- Your instructions -
Locate every line in the material below that has the word "ταῦτα". Copy each of those lines.
[START OF Records for the task]
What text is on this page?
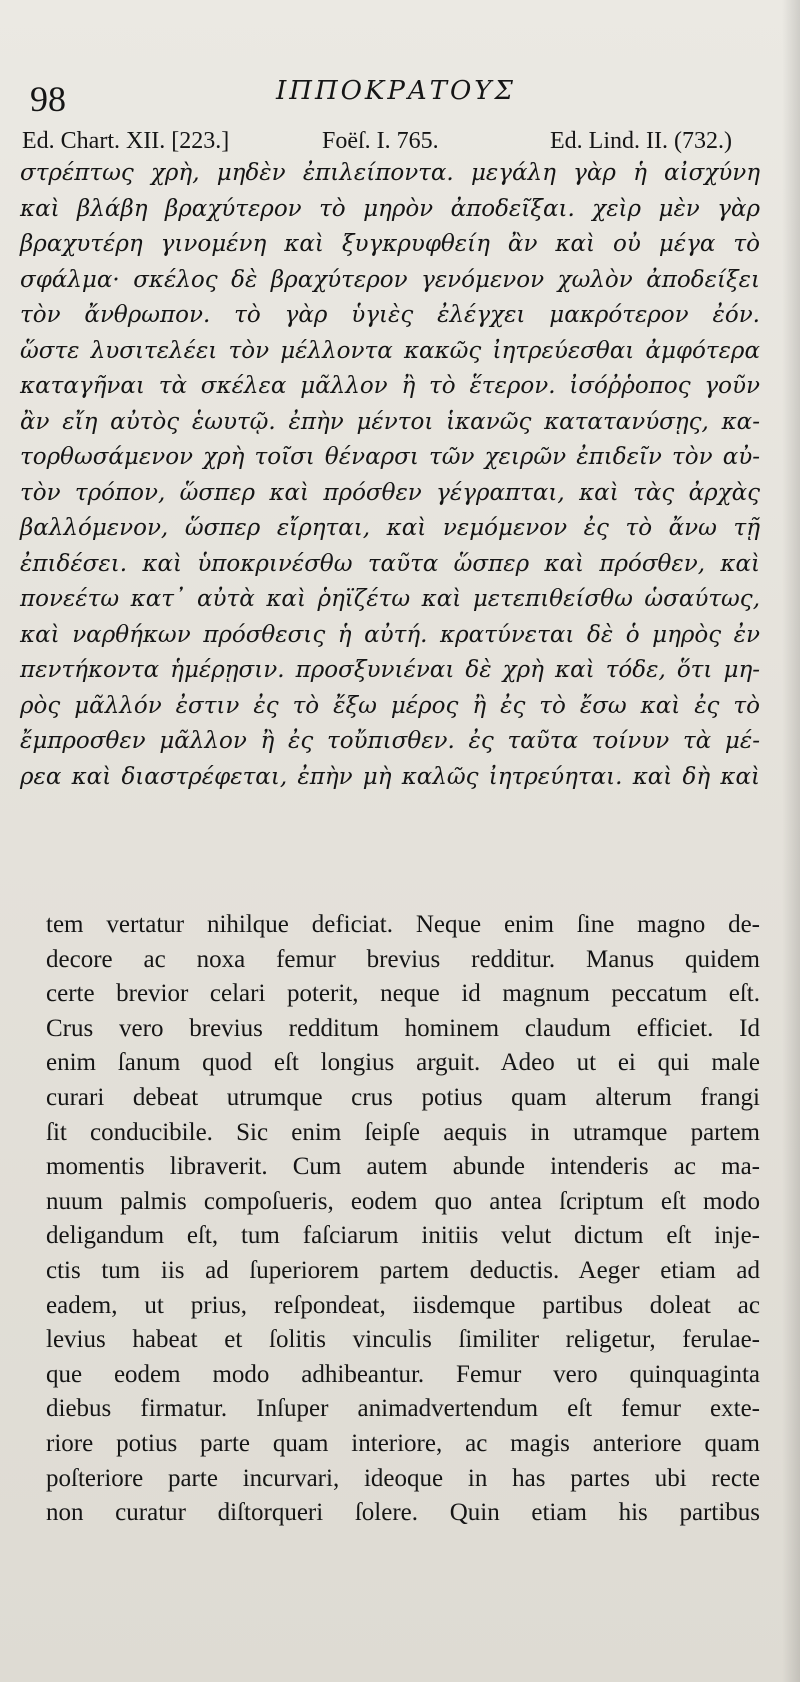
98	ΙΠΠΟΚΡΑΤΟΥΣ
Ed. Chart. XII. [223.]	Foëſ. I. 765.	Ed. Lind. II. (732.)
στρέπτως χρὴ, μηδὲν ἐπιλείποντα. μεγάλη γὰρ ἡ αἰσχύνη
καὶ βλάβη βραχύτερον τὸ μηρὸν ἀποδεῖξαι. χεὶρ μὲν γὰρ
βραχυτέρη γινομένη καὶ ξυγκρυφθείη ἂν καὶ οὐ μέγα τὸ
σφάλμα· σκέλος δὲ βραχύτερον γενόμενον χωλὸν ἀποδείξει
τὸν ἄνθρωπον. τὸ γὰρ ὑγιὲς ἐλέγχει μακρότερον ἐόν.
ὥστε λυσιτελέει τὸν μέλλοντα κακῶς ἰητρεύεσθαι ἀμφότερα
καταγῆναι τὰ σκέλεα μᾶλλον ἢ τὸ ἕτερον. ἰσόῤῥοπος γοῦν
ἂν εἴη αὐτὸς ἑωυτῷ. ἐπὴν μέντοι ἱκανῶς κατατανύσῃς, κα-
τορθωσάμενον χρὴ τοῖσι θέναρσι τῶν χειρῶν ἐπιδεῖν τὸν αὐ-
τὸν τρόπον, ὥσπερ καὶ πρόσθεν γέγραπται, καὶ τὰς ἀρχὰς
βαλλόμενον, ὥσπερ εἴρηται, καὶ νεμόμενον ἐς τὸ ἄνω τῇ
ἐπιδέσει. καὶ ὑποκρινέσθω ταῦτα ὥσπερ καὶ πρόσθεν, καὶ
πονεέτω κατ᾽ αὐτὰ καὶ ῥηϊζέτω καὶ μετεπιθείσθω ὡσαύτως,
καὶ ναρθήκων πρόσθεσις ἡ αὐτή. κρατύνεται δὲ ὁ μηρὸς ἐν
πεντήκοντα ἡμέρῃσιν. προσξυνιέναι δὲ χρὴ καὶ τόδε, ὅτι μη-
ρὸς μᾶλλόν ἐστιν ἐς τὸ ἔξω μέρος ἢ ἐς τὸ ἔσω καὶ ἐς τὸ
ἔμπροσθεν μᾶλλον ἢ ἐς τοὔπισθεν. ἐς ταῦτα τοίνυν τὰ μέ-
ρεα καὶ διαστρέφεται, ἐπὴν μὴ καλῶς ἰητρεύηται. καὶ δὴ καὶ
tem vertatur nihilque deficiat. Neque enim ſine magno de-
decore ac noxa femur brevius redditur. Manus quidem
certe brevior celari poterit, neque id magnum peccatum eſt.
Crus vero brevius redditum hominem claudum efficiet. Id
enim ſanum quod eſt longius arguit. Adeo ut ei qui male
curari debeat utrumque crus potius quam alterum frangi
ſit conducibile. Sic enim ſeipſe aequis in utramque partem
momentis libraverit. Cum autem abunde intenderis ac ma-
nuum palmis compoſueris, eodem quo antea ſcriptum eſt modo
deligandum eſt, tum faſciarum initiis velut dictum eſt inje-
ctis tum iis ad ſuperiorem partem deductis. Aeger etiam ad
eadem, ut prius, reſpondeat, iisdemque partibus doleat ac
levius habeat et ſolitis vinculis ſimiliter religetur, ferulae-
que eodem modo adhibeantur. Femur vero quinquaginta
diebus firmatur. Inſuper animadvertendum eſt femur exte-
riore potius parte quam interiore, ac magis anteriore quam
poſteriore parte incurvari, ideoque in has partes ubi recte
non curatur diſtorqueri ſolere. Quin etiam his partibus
[END OF Records for the task]
[START OF Records for the task]
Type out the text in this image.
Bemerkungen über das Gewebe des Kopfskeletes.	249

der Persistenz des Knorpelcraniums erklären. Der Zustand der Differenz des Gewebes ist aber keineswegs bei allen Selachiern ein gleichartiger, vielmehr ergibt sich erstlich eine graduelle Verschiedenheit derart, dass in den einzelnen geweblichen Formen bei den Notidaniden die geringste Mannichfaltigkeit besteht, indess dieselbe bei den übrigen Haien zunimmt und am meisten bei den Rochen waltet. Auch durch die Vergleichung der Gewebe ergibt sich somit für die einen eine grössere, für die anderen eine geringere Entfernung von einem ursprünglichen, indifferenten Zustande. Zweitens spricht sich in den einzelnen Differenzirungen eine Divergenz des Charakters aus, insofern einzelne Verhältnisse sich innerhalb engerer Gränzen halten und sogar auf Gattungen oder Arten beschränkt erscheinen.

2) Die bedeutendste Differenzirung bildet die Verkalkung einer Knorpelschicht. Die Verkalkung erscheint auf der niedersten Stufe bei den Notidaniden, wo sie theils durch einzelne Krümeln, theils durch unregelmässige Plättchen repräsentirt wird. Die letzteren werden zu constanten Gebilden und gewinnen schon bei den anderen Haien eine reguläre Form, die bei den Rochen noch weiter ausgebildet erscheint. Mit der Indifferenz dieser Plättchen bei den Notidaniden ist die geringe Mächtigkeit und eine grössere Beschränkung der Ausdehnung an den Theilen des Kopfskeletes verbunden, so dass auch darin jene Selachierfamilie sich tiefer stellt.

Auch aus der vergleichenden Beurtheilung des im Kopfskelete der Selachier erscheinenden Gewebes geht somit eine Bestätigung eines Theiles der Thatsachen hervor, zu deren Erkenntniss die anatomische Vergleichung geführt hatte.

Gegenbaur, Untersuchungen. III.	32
[END OF Records for the task]
- Solution to the problem -
ἐπιδέσει. καὶ ὑποκρινέσθω ταῦτα ὥσπερ καὶ πρόσθεν, καὶ
ἔμπροσθεν μᾶλλον ἢ ἐς τοὔπισθεν. ἐς ταῦτα τοίνυν τὰ μέ-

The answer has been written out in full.